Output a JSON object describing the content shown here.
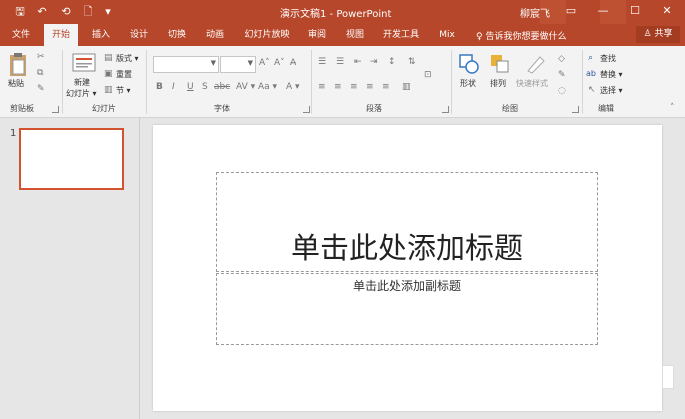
{
  "titlebar": {
    "title": "演示文稿1  -  PowerPoint",
    "user": "柳宸飞",
    "qa_save": "🖫",
    "qa_undo": "↶",
    "qa_redo": "⟲",
    "qa_new": "🗋",
    "qa_more": "▾",
    "win_opts": "▭",
    "win_min": "—",
    "win_max": "☐",
    "win_close": "✕"
  },
  "tabs": [
    "文件",
    "开始",
    "插入",
    "设计",
    "切换",
    "动画",
    "幻灯片放映",
    "审阅",
    "视图",
    "开发工具",
    "Mix"
  ],
  "tell_me": "♀ 告诉我你想要做什么",
  "share": "♙ 共享",
  "ribbon": {
    "clipboard": {
      "label": "剪贴板",
      "paste": "粘贴"
    },
    "slides": {
      "label": "幻灯片",
      "new_slide": "新建",
      "new_slide2": "幻灯片 ▾",
      "layout": "版式 ▾",
      "reset": "重置",
      "section": "节 ▾"
    },
    "font": {
      "label": "字体",
      "B": "B",
      "I": "I",
      "U": "U",
      "S": "S",
      "abc": "abc",
      "AV": "AV ▾",
      "Aa": "Aa ▾",
      "grow": "A˄",
      "shrink": "A˅",
      "clear": "A̶",
      "color": "A ▾"
    },
    "paragraph": {
      "label": "段落"
    },
    "drawing": {
      "label": "绘图",
      "shapes": "形状",
      "arrange": "排列",
      "quick_styles": "快速样式"
    },
    "editing": {
      "label": "编辑",
      "find": "查找",
      "replace": "替换 ▾",
      "select": "选择 ▾"
    }
  },
  "thumbnails": {
    "slide_number": "1"
  },
  "slide": {
    "title_placeholder": "单击此处添加标题",
    "subtitle_placeholder": "单击此处添加副标题"
  },
  "colors": {
    "accent": "#b7472a",
    "thumb_border": "#d35230"
  }
}
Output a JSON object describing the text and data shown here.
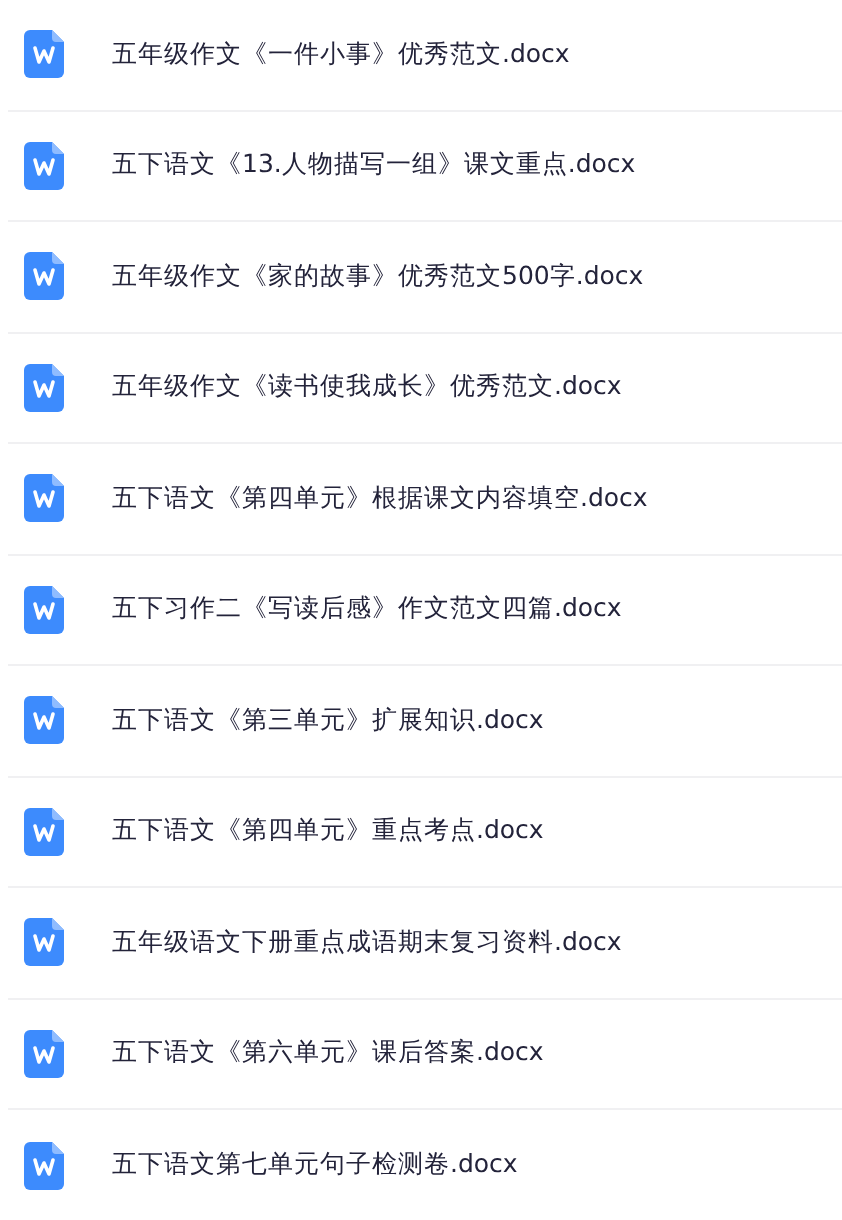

—————

To do
Copy all lines from the data that hold the word "shown".

The answer
Output a JSON object describing the content shown here.
Output a JSON object describing the text and data shown here.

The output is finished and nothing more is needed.